> **MATERIAL SUPPLIED**
########

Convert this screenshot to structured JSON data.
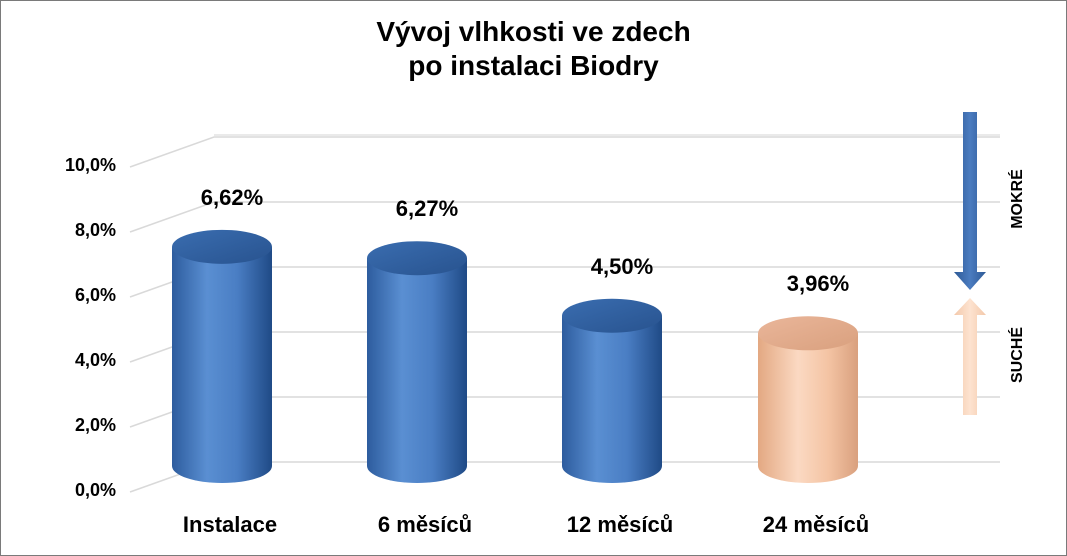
{
  "chart_data": {
    "type": "bar",
    "title": "Vývoj vlhkosti ve zdech",
    "subtitle": "po instalaci Biodry",
    "categories": [
      "Instalace",
      "6 měsíců",
      "12 měsíců",
      "24 měsíců"
    ],
    "values": [
      6.62,
      6.27,
      4.5,
      3.96
    ],
    "data_labels": [
      "6,62%",
      "6,27%",
      "4,50%",
      "3,96%"
    ],
    "ylim": [
      0,
      10
    ],
    "yticks": [
      "0,0%",
      "2,0%",
      "4,0%",
      "6,0%",
      "8,0%",
      "10,0%"
    ],
    "grid": true,
    "colors": {
      "blue_series": "#4a7ec4",
      "highlight_bar": "#f2c09f",
      "arrow_down": "#3a66a8",
      "arrow_up": "#f7d3b8"
    },
    "bar_colors": [
      "blue",
      "blue",
      "blue",
      "peach"
    ],
    "side_labels": {
      "wet": "MOKRÉ",
      "dry": "SUCHÉ"
    }
  }
}
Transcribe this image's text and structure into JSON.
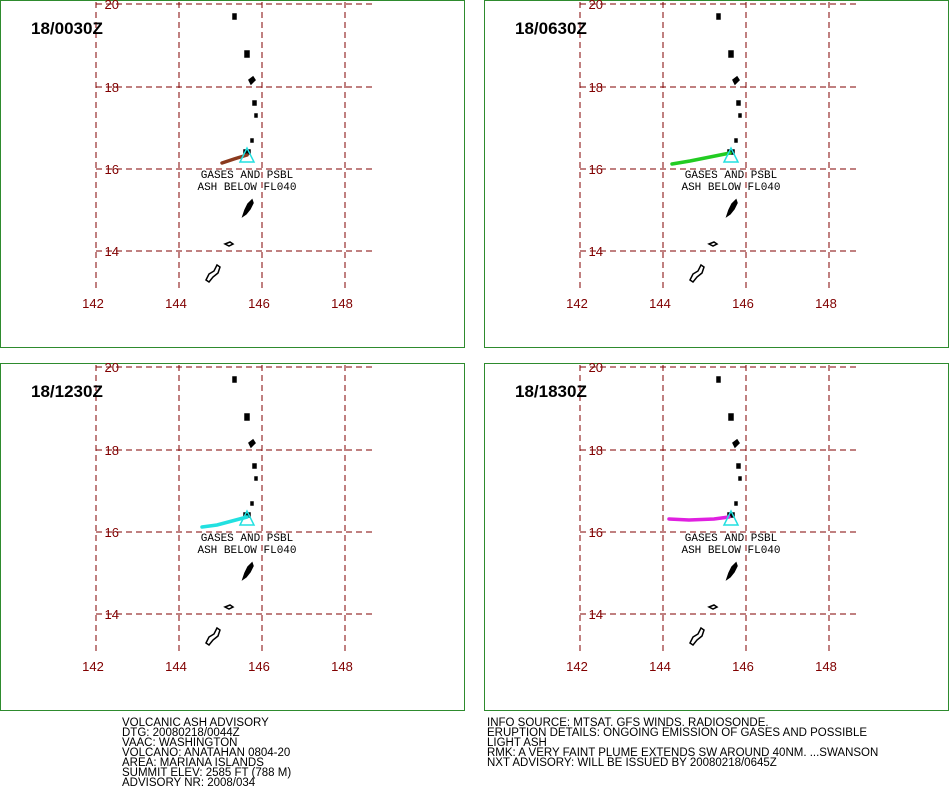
{
  "panels": [
    {
      "time": "18/0030Z",
      "plume_color": "#8b3a1e"
    },
    {
      "time": "18/0630Z",
      "plume_color": "#22cc22"
    },
    {
      "time": "18/1230Z",
      "plume_color": "#22e0e0"
    },
    {
      "time": "18/1830Z",
      "plume_color": "#e020e0"
    }
  ],
  "latitudes": [
    "20",
    "18",
    "16",
    "14"
  ],
  "longitudes": [
    "142",
    "144",
    "146",
    "148"
  ],
  "annotation": [
    "GASES AND PSBL",
    "ASH BELOW FL040"
  ],
  "footer_left": [
    "VOLCANIC ASH ADVISORY",
    "DTG: 20080218/0044Z",
    "VAAC: WASHINGTON",
    "VOLCANO: ANATAHAN 0804-20",
    "AREA: MARIANA ISLANDS",
    "SUMMIT ELEV: 2585 FT (788 M)",
    "ADVISORY NR: 2008/034"
  ],
  "footer_right": [
    "INFO SOURCE: MTSAT. GFS WINDS. RADIOSONDE.",
    "ERUPTION DETAILS: ONGOING EMISSION OF GASES AND POSSIBLE",
    "LIGHT ASH",
    "RMK: A VERY FAINT PLUME EXTENDS SW AROUND 40NM. ...SWANSON",
    "NXT ADVISORY: WILL BE ISSUED BY 20080218/0645Z"
  ]
}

########

> **AIM**
Exclude every picture and copy the remaining data exactly.

> **ANSWER TO THIS TASK**
Convert this screenshot to structured JSON data.
{
  "chart_data": {
    "type": "bar",
    "title": "Vývoj vlhkosti ve zdech",
    "subtitle": "po instalaci Biodry",
    "categories": [
      "Instalace",
      "6 měsíců",
      "12 měsíců",
      "24 měsíců"
    ],
    "values": [
      6.62,
      6.27,
      4.5,
      3.96
    ],
    "data_labels": [
      "6,62%",
      "6,27%",
      "4,50%",
      "3,96%"
    ],
    "ylim": [
      0,
      10
    ],
    "yticks": [
      "0,0%",
      "2,0%",
      "4,0%",
      "6,0%",
      "8,0%",
      "10,0%"
    ],
    "grid": true,
    "colors": {
      "blue_series": "#4a7ec4",
      "highlight_bar": "#f2c09f",
      "arrow_down": "#3a66a8",
      "arrow_up": "#f7d3b8"
    },
    "bar_colors": [
      "blue",
      "blue",
      "blue",
      "peach"
    ],
    "side_labels": {
      "wet": "MOKRÉ",
      "dry": "SUCHÉ"
    }
  }
}
Transcribe this image's text and structure into JSON.
{
  "panels": [
    {
      "time": "18/0030Z",
      "plume_color": "#8b3a1e"
    },
    {
      "time": "18/0630Z",
      "plume_color": "#22cc22"
    },
    {
      "time": "18/1230Z",
      "plume_color": "#22e0e0"
    },
    {
      "time": "18/1830Z",
      "plume_color": "#e020e0"
    }
  ],
  "latitudes": [
    "20",
    "18",
    "16",
    "14"
  ],
  "longitudes": [
    "142",
    "144",
    "146",
    "148"
  ],
  "annotation": [
    "GASES AND PSBL",
    "ASH BELOW FL040"
  ],
  "footer_left": [
    "VOLCANIC ASH ADVISORY",
    "DTG: 20080218/0044Z",
    "VAAC: WASHINGTON",
    "VOLCANO: ANATAHAN 0804-20",
    "AREA: MARIANA ISLANDS",
    "SUMMIT ELEV: 2585 FT (788 M)",
    "ADVISORY NR: 2008/034"
  ],
  "footer_right": [
    "INFO SOURCE: MTSAT. GFS WINDS. RADIOSONDE.",
    "ERUPTION DETAILS: ONGOING EMISSION OF GASES AND POSSIBLE",
    "LIGHT ASH",
    "RMK: A VERY FAINT PLUME EXTENDS SW AROUND 40NM. ...SWANSON",
    "NXT ADVISORY: WILL BE ISSUED BY 20080218/0645Z"
  ]
}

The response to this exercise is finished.